Rewrite the items below with every "y-right-tick-label" changed to "secondary-axis-label", keeping everything else unchanged.

•••••

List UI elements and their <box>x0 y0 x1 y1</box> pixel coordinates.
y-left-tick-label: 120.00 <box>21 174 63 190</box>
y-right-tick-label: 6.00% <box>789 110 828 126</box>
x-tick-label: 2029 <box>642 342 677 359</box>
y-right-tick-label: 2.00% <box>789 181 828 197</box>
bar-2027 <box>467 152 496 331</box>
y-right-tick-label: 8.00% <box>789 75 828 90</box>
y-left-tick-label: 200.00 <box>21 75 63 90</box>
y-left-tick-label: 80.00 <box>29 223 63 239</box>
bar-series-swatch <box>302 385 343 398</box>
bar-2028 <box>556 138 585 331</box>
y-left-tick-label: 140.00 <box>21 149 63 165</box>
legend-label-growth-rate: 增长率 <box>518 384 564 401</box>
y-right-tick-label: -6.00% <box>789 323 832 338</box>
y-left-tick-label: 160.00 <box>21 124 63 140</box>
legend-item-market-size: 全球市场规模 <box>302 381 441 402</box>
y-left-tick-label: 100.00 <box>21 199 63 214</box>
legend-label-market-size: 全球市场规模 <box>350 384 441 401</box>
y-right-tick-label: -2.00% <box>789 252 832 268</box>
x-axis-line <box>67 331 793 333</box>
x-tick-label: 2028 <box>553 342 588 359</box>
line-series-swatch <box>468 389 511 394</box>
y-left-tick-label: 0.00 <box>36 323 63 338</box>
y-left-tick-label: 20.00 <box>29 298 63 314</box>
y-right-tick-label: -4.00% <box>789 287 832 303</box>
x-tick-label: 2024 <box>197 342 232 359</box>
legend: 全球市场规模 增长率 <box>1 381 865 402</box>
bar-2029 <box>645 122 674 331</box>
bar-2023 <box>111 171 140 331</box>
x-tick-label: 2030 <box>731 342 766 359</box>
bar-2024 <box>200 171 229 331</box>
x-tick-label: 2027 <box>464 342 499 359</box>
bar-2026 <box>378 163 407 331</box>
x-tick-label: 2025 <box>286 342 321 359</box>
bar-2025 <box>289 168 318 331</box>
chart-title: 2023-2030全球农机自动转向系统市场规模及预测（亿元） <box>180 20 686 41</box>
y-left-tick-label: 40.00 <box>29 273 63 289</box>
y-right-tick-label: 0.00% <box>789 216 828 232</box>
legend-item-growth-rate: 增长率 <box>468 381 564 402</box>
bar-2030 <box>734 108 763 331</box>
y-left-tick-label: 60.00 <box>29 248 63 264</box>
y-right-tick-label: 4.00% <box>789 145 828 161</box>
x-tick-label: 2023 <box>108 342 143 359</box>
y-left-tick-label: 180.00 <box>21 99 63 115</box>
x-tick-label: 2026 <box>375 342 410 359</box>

•••••

_WRITTEN RESPONSE:_
List UI elements and their <box>x0 y0 x1 y1</box> pixel coordinates.
y-left-tick-label: 120.00 <box>21 174 63 190</box>
secondary-axis-label: 6.00% <box>789 110 828 126</box>
x-tick-label: 2029 <box>642 342 677 359</box>
secondary-axis-label: 2.00% <box>789 181 828 197</box>
bar-2027 <box>467 152 496 331</box>
secondary-axis-label: 8.00% <box>789 75 828 90</box>
y-left-tick-label: 200.00 <box>21 75 63 90</box>
y-left-tick-label: 80.00 <box>29 223 63 239</box>
bar-series-swatch <box>302 385 343 398</box>
bar-2028 <box>556 138 585 331</box>
y-left-tick-label: 140.00 <box>21 149 63 165</box>
legend-label-growth-rate: 增长率 <box>518 384 564 401</box>
secondary-axis-label: -6.00% <box>789 323 832 338</box>
y-left-tick-label: 160.00 <box>21 124 63 140</box>
legend-item-market-size: 全球市场规模 <box>302 381 441 402</box>
y-left-tick-label: 100.00 <box>21 199 63 214</box>
legend-label-market-size: 全球市场规模 <box>350 384 441 401</box>
secondary-axis-label: -2.00% <box>789 252 832 268</box>
x-axis-line <box>67 331 793 333</box>
x-tick-label: 2028 <box>553 342 588 359</box>
line-series-swatch <box>468 389 511 394</box>
y-left-tick-label: 0.00 <box>36 323 63 338</box>
y-left-tick-label: 20.00 <box>29 298 63 314</box>
secondary-axis-label: -4.00% <box>789 287 832 303</box>
x-tick-label: 2024 <box>197 342 232 359</box>
legend: 全球市场规模 增长率 <box>1 381 865 402</box>
bar-2029 <box>645 122 674 331</box>
bar-2023 <box>111 171 140 331</box>
x-tick-label: 2030 <box>731 342 766 359</box>
bar-2024 <box>200 171 229 331</box>
x-tick-label: 2027 <box>464 342 499 359</box>
bar-2026 <box>378 163 407 331</box>
x-tick-label: 2025 <box>286 342 321 359</box>
bar-2025 <box>289 168 318 331</box>
chart-title: 2023-2030全球农机自动转向系统市场规模及预测（亿元） <box>180 20 686 41</box>
y-left-tick-label: 40.00 <box>29 273 63 289</box>
secondary-axis-label: 0.00% <box>789 216 828 232</box>
legend-item-growth-rate: 增长率 <box>468 381 564 402</box>
bar-2030 <box>734 108 763 331</box>
y-left-tick-label: 60.00 <box>29 248 63 264</box>
secondary-axis-label: 4.00% <box>789 145 828 161</box>
x-tick-label: 2023 <box>108 342 143 359</box>
y-left-tick-label: 180.00 <box>21 99 63 115</box>
x-tick-label: 2026 <box>375 342 410 359</box>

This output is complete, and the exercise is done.